Exactly as given, repeat all of the entries.

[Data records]

####################

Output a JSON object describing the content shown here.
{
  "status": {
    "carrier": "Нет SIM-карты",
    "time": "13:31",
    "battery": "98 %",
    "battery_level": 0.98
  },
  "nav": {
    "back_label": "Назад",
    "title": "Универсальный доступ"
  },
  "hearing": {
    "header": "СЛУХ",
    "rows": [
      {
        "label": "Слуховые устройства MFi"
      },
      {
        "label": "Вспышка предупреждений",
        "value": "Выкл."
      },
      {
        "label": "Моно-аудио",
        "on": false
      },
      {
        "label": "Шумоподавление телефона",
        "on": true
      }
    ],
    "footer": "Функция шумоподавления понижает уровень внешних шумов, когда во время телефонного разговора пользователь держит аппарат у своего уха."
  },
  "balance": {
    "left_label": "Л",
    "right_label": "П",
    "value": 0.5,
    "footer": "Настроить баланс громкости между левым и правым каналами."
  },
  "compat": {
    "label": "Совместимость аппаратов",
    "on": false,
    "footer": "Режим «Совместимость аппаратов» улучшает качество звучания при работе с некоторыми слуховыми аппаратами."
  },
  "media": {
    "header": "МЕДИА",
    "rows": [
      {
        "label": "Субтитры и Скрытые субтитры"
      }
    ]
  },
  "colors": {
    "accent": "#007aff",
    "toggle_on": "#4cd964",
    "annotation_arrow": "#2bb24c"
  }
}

####################

- _FULL ANSWER_:
Output a JSON object describing the content shown here.
{
  "status": {
    "carrier": "Нет SIM-карты",
    "time": "13:31",
    "battery": "98 %",
    "battery_level": 0.98
  },
  "nav": {
    "back_label": "Назад",
    "title": "Универсальный доступ"
  },
  "hearing": {
    "header": "СЛУХ",
    "rows": [
      {
        "label": "Слуховые устройства MFi"
      },
      {
        "label": "Вспышка предупреждений",
        "value": "Выкл."
      },
      {
        "label": "Моно-аудио",
        "on": false
      },
      {
        "label": "Шумоподавление телефона",
        "on": true
      }
    ],
    "footer": "Функция шумоподавления понижает уровень внешних шумов, когда во время телефонного разговора пользователь держит аппарат у своего уха."
  },
  "balance": {
    "left_label": "Л",
    "right_label": "П",
    "value": 0.5,
    "footer": "Настроить баланс громкости между левым и правым каналами."
  },
  "compat": {
    "label": "Совместимость аппаратов",
    "on": false,
    "footer": "Режим «Совместимость аппаратов» улучшает качество звучания при работе с некоторыми слуховыми аппаратами."
  },
  "media": {
    "header": "МЕДИА",
    "rows": [
      {
        "label": "Субтитры и Скрытые субтитры"
      }
    ]
  },
  "colors": {
    "accent": "#007aff",
    "toggle_on": "#4cd964",
    "annotation_arrow": "#2bb24c"
  }
}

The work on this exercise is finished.